## Required task
Of all the lines here, how many include the string "Computation"? Answer with the number only.

## Data provided
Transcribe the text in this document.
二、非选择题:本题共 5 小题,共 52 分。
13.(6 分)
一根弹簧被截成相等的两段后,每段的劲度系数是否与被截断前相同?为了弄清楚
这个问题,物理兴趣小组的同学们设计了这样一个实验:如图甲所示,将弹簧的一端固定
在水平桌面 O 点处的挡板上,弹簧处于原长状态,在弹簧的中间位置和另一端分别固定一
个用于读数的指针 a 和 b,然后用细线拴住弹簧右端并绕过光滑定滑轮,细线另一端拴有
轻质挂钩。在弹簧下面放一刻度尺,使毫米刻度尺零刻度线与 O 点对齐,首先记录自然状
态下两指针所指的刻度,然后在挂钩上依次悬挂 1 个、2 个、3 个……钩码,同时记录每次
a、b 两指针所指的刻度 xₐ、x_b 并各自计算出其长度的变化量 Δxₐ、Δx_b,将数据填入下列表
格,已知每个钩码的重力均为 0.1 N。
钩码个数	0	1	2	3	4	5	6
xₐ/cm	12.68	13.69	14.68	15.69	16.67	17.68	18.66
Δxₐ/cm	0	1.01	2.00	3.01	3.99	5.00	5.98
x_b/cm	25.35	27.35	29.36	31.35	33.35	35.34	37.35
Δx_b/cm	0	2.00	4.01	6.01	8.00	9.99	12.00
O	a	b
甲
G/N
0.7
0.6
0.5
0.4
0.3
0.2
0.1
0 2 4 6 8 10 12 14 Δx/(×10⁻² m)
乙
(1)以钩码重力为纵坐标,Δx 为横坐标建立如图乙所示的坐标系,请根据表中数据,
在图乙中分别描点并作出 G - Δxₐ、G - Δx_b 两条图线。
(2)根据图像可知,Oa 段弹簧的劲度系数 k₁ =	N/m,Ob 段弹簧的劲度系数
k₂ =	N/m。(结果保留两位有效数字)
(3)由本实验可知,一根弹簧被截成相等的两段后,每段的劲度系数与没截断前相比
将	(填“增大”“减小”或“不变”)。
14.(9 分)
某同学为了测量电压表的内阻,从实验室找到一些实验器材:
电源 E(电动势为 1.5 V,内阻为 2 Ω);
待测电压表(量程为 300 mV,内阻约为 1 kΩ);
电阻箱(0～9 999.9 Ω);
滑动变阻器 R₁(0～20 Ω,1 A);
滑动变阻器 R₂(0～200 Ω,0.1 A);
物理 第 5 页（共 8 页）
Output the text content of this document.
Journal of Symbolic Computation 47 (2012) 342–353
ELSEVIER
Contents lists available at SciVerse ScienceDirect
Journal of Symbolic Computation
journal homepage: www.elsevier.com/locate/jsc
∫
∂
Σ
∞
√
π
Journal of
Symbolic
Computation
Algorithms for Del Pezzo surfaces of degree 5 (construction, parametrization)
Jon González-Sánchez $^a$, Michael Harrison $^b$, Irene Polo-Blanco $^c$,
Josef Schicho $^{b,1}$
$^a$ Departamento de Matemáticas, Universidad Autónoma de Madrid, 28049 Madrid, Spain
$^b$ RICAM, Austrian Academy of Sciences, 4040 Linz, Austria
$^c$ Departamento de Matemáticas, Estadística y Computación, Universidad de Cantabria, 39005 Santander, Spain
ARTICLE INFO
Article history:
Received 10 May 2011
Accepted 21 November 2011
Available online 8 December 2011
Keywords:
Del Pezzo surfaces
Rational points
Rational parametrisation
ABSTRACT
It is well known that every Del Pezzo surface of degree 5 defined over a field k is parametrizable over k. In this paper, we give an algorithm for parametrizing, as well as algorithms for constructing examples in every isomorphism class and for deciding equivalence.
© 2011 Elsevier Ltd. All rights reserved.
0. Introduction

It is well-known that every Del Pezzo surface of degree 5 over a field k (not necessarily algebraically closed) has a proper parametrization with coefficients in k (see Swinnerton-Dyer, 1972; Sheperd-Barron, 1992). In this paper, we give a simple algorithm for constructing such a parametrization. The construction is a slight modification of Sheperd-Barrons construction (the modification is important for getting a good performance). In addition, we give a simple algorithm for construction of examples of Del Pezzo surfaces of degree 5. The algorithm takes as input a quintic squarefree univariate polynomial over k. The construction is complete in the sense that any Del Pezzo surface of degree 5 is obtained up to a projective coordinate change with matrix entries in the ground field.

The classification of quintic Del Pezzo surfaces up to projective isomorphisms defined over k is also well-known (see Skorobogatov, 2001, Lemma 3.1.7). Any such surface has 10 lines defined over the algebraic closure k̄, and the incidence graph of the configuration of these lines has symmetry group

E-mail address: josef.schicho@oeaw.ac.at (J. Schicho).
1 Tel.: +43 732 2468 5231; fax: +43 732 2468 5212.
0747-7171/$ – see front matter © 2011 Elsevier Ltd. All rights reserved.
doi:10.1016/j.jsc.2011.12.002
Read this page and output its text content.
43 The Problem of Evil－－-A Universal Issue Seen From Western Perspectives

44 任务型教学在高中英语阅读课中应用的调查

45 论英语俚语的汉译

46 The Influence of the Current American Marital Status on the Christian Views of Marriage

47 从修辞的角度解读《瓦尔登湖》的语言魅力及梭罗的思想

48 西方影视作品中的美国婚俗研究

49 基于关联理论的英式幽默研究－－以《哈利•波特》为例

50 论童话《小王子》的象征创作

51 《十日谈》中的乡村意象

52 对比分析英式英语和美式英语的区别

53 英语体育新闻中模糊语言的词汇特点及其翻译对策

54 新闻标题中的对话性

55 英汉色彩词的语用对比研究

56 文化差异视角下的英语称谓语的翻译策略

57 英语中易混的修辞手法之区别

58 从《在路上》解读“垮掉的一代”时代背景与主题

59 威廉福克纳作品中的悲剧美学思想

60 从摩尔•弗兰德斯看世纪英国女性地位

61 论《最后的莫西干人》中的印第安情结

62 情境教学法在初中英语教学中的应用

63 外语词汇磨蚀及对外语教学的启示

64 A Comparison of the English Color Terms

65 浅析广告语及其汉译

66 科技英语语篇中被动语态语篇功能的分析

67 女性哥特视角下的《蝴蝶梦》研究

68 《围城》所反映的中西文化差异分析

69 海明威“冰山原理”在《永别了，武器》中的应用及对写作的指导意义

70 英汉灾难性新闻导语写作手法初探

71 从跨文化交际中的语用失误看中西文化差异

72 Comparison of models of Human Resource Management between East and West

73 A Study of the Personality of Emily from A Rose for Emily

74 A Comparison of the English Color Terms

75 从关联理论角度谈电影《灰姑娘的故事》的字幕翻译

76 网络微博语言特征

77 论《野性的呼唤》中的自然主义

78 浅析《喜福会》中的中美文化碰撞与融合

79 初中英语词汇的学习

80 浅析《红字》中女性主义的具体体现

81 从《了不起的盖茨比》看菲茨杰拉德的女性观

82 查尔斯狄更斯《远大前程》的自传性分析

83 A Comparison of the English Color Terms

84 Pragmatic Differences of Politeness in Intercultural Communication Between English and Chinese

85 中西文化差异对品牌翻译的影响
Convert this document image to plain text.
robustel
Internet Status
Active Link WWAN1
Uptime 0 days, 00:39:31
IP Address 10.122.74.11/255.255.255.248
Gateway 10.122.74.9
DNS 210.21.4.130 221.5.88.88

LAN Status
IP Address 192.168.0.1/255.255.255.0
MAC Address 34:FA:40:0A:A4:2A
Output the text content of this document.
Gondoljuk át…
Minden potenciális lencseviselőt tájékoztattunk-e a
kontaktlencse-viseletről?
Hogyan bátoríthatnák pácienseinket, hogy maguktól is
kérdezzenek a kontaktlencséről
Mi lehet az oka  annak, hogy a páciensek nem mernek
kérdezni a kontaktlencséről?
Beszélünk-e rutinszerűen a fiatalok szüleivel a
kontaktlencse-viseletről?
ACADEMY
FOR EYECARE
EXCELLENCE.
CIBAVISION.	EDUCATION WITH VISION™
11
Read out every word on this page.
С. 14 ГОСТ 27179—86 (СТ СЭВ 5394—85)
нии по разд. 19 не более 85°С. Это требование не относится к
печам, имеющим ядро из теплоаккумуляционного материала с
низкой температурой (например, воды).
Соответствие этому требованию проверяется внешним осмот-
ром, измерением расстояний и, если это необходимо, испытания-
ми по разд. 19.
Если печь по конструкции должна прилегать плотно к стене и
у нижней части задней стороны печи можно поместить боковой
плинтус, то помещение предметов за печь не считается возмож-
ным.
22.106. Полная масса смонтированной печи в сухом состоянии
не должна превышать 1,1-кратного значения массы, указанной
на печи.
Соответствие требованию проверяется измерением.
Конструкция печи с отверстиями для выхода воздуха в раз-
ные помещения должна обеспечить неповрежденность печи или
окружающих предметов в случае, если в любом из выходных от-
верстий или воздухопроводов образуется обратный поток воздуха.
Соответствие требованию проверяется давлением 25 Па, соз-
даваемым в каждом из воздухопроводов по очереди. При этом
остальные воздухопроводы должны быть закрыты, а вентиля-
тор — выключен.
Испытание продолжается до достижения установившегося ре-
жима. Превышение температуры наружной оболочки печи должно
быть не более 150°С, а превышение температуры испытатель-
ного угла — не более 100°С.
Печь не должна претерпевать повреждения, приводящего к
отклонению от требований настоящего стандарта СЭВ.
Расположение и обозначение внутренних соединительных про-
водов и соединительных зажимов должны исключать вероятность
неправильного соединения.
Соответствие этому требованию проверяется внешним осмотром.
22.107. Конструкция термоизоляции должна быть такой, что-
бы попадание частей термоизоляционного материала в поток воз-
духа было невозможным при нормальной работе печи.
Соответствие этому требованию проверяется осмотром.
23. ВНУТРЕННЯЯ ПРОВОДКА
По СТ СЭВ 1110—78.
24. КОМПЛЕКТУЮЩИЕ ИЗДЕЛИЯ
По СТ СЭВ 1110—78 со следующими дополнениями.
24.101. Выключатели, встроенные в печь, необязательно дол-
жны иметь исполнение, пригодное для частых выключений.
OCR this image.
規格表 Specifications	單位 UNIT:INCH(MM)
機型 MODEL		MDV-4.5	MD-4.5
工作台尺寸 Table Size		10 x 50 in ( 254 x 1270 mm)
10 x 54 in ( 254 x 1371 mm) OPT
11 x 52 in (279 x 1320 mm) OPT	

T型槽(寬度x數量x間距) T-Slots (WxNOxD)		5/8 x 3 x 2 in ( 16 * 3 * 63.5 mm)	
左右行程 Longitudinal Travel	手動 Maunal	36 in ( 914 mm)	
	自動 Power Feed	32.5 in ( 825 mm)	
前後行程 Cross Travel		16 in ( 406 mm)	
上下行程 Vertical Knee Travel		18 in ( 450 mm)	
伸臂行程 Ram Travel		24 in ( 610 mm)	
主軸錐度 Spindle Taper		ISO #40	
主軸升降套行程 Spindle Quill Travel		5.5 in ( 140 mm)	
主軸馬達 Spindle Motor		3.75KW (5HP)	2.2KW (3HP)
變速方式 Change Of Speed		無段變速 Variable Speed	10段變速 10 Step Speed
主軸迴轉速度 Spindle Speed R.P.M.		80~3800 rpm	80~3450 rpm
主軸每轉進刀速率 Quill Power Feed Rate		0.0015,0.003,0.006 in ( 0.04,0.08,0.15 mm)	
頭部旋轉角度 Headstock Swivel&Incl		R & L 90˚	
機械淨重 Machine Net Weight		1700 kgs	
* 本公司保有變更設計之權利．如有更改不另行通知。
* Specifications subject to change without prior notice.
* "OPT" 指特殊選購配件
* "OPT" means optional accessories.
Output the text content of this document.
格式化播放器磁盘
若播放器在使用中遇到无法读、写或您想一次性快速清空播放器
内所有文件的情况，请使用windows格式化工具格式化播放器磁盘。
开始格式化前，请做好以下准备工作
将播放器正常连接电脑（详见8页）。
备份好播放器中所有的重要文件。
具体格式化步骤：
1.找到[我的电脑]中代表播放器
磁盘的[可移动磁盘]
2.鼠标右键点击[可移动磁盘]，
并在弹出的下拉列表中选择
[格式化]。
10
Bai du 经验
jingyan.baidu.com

## Response to the task
3